(Dataset entries)
--- begin ---

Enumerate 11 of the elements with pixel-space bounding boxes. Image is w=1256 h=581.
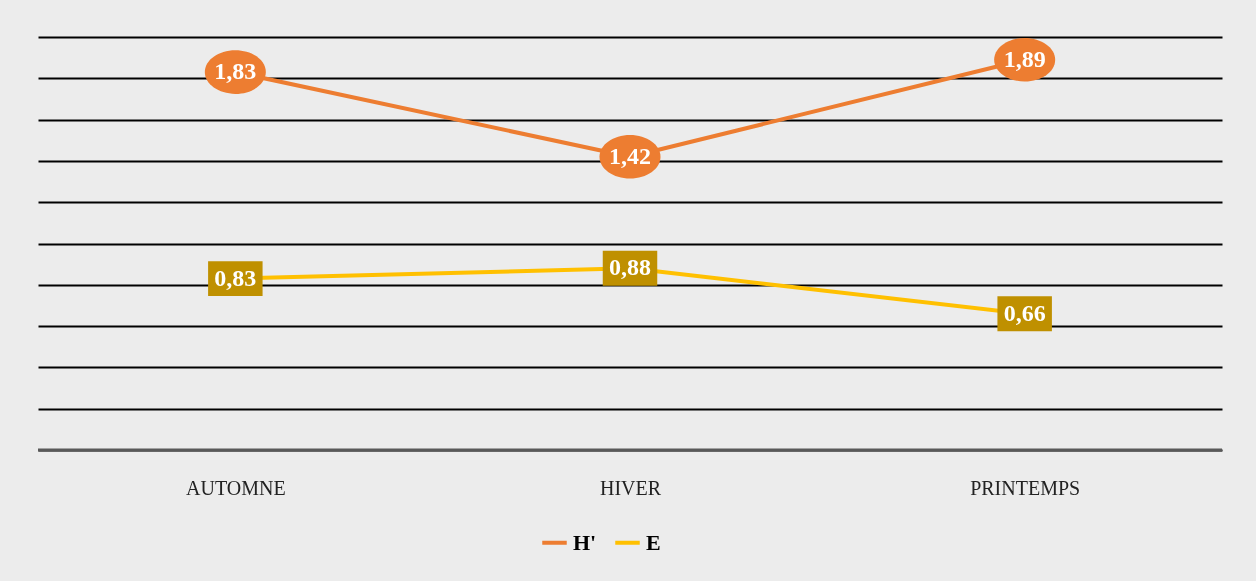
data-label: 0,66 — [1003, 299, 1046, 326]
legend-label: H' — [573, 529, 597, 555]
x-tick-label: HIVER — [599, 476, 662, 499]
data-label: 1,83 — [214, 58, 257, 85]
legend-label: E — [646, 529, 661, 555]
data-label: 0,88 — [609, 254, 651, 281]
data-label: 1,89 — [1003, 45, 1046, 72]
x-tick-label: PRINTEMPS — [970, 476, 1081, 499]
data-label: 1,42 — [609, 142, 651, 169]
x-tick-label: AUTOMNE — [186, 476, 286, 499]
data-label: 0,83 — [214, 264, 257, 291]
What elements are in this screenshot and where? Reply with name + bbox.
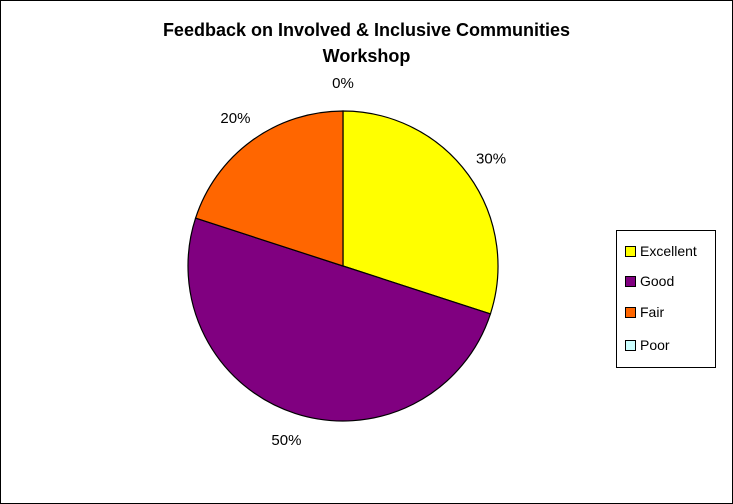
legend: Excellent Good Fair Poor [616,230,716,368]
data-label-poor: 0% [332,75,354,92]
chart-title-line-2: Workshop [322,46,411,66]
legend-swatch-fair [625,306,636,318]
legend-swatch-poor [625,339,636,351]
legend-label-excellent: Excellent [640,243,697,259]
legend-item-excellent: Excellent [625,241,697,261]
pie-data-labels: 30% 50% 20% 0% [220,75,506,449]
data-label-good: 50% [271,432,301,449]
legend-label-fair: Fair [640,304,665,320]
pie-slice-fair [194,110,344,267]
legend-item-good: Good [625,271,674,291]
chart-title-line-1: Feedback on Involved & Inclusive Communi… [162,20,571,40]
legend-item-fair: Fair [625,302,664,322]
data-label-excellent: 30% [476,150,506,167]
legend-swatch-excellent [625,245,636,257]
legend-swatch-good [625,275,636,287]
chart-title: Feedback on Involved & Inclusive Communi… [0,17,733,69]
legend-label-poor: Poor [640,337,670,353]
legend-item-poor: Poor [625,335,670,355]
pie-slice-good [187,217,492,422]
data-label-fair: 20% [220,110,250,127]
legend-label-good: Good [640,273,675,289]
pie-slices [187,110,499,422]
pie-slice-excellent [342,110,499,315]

--- end ---

▶ Exercise
Present the lines from the beginning of the dataset entries through the line containing "What elements are" as a numbered list, without blank lines. Leave the pictures out.

▶ Exercise answer
1. Enumerate 11 of the elements with pixel-space bounding boxes. Image is w=1256 h=581.
2. data-label: 0,66 — [1003, 299, 1046, 326]
3. legend-label: H' — [573, 529, 597, 555]
4. x-tick-label: HIVER — [599, 476, 662, 499]
5. data-label: 1,83 — [214, 58, 257, 85]
6. legend-label: E — [646, 529, 661, 555]
7. data-label: 0,88 — [609, 254, 651, 281]
8. data-label: 1,89 — [1003, 45, 1046, 72]
9. x-tick-label: PRINTEMPS — [970, 476, 1081, 499]
10. data-label: 1,42 — [609, 142, 651, 169]
11. x-tick-label: AUTOMNE — [186, 476, 286, 499]
12. data-label: 0,83 — [214, 264, 257, 291]
13. What elements are in this screenshot and where? Reply with name + bbox.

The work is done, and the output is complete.